While I researched the Starkville Mine explosion of Oct 10, 1910, there is a reference in a local newspaper that compares the Starkville event with an earlier Explosion at Primero in the January of the same year in which 77 men died.
The 2 Townships are only 20 odd miles apart geographically, but they share the same common bondage of being joined together in the ownership of their very existence to the Colorado Fuel and Iron Corporation run by John D Rockefeller.
Authors Note
My Grandfather went through both World Wars underground, mining coal in the British midlands. He, with many others, lived in a nearby village, in a cottage on land owned by the mine owner. The pub they drank in, the shops they bought their food from and the undertakers that buried them were owned by the mine owners too. While they also worked in filthy and very dangerous conditions, they at least didn’t have to live in tents in sub-zero temperatures in the Colorado Hills. They share the same common ground though. They also worked for pennies in danger every day while the owners made their millions in luxurious mahogany paneled boardrooms and went home to a luxurious mahogany paneled dining rooms at night to be served by their cooks and serving staff.
Fast Forward to the 21st Century, when many people who like to call themselves “middle class”, are happy watching TV programs that include those same poverty stricken ‘slatternly dressed women and unkempt children etc’ who are now said to be that way through “Making poor lifestyle choices”.

[Page segmentation data]
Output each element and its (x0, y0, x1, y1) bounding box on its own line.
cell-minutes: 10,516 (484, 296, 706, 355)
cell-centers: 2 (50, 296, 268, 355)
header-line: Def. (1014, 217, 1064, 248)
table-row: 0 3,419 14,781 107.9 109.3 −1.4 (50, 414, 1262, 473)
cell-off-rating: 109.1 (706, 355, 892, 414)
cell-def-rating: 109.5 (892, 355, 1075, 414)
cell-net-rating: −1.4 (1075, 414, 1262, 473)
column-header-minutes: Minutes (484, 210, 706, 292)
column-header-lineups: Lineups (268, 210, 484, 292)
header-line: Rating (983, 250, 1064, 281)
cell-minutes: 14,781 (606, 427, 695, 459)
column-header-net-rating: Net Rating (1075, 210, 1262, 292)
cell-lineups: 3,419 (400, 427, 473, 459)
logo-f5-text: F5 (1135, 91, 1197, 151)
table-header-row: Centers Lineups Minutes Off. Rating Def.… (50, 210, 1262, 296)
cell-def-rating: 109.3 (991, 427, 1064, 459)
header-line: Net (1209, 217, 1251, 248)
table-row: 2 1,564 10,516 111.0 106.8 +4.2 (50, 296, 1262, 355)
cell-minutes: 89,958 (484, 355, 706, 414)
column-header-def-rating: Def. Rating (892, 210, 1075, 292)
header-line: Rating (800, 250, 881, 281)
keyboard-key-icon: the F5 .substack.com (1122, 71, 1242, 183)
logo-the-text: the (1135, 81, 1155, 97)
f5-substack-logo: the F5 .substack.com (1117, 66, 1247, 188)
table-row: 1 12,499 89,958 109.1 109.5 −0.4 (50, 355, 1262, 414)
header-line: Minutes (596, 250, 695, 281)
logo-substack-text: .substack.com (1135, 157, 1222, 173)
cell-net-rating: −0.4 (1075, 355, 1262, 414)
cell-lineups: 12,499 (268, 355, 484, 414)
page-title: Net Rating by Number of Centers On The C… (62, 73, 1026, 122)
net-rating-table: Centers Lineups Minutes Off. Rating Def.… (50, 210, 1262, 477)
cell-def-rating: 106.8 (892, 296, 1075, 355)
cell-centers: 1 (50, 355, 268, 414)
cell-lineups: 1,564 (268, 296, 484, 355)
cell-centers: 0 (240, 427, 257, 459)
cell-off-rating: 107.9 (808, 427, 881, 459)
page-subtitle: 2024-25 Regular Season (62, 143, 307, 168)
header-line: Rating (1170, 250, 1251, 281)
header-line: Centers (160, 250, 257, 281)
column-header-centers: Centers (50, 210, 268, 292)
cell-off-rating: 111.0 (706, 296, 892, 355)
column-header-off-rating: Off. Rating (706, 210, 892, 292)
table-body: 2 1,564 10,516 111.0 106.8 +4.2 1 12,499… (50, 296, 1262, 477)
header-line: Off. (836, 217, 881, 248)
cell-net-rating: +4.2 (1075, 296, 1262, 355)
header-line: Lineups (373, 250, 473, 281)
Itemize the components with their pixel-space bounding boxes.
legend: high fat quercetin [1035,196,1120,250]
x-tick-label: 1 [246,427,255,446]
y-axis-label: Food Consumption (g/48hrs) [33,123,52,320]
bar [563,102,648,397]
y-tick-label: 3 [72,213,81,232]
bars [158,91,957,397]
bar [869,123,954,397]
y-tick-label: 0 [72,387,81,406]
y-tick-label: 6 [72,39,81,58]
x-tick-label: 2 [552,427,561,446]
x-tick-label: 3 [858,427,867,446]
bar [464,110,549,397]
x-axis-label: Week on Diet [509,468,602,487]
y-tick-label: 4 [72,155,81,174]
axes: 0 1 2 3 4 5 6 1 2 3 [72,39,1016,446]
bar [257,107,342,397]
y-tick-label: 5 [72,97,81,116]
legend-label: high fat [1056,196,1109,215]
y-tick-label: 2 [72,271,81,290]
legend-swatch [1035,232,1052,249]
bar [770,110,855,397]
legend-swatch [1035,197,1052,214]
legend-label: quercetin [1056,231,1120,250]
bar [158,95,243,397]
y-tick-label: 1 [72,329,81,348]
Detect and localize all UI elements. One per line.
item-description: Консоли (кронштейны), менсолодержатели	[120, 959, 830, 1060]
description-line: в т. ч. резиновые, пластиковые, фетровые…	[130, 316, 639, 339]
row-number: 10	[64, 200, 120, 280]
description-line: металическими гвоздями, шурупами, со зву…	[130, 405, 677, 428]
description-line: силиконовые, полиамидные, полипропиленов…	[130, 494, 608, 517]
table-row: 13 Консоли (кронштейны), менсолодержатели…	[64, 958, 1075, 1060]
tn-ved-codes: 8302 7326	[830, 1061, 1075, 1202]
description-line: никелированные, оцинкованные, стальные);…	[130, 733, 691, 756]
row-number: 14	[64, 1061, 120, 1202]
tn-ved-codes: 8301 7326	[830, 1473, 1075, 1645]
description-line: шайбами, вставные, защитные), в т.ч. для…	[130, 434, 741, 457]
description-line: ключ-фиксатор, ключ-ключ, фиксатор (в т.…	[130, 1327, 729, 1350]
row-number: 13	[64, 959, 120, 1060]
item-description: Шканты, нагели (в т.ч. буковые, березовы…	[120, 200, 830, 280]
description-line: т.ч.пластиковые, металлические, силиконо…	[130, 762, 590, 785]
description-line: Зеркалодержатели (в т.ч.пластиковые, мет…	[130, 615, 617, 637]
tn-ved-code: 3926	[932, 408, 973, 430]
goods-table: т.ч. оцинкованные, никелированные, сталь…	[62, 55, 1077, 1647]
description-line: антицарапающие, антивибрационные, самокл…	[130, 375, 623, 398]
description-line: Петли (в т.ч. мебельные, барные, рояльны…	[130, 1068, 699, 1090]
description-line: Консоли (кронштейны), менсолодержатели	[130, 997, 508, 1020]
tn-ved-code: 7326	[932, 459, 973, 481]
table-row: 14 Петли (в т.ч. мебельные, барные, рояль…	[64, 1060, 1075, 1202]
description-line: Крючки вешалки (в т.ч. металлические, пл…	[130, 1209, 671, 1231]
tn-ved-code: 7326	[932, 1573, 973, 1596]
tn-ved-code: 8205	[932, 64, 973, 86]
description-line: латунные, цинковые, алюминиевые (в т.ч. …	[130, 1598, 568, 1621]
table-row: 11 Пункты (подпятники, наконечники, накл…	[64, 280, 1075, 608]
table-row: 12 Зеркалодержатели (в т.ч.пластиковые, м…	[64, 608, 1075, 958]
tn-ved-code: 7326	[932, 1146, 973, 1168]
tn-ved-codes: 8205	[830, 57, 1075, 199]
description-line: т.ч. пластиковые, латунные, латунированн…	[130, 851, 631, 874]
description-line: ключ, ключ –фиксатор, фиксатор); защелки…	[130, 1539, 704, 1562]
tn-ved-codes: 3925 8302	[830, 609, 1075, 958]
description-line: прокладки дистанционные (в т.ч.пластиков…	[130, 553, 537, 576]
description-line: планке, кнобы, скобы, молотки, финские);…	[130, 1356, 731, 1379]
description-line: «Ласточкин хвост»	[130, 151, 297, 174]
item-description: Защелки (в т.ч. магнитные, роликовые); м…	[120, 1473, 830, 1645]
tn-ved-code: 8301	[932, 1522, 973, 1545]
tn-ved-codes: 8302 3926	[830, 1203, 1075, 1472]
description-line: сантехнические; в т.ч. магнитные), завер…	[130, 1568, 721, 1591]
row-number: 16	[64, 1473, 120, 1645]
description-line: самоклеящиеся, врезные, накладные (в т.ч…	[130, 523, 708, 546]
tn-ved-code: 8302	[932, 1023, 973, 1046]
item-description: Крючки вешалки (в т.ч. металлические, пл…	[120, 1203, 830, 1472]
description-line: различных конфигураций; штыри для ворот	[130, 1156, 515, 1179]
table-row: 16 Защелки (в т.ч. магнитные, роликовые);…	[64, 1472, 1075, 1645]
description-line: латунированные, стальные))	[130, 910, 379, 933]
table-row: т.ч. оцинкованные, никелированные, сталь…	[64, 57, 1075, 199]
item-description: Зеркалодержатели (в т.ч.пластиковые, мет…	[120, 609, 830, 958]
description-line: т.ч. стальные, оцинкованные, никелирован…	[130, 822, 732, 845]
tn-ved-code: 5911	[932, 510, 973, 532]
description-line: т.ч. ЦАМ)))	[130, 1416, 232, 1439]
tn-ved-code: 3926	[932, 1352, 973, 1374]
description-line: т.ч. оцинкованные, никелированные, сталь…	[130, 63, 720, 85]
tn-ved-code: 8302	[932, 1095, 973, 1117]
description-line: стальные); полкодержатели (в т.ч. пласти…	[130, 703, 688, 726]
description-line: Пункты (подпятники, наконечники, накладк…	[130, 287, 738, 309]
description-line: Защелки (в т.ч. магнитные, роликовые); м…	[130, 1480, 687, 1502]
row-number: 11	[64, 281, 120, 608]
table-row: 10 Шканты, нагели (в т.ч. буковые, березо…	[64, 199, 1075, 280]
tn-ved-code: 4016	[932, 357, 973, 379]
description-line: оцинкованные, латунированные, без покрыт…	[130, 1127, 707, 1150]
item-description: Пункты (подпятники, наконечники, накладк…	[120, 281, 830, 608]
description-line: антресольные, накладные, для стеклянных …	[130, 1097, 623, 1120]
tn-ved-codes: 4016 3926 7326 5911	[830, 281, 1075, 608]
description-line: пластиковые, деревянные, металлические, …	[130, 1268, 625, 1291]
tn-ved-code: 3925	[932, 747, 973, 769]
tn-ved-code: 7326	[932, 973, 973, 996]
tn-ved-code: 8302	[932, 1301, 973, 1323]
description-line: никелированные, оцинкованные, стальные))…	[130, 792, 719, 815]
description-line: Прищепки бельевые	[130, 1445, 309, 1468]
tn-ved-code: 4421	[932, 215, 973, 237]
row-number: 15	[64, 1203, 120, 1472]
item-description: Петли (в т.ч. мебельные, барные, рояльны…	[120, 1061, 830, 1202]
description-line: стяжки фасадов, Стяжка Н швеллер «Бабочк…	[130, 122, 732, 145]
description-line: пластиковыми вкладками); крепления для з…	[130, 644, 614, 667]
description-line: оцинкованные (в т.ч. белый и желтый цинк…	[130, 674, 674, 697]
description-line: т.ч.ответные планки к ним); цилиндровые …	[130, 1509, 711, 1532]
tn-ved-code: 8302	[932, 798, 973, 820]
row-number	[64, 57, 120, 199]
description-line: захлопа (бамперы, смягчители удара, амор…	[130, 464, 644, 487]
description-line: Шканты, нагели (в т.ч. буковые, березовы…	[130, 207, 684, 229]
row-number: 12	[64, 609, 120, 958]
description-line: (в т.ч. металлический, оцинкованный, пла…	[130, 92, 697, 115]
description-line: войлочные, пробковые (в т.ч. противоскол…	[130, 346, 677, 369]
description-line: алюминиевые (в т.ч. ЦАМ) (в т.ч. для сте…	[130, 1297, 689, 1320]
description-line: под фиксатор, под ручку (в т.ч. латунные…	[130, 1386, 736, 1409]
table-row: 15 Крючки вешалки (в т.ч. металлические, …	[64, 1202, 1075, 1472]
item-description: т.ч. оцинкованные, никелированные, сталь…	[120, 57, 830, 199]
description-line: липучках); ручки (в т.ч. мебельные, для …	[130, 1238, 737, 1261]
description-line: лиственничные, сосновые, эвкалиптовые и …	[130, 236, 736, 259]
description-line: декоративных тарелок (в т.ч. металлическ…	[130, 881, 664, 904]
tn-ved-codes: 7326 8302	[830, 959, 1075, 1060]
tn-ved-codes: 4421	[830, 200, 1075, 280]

Your assignment >>
Copy out the coal mining passage word for word, everything from "While I researched" down to "John D Rockefeller.". These items have no connection to the coal mining passage.

Answer for the task >>
While I researched the Starkville Mine explosion of Oct 10, 1910, there is a reference in a local newspaper that compares the Starkville event with an earlier Explosion at Primero in the January of the same year in which 77 men died.
The 2 Townships are only 20 odd miles apart geographically, but they share the same common bondage of being joined together in the ownership of their very existence to the Colorado Fuel and Iron Corporation run by John D Rockefeller.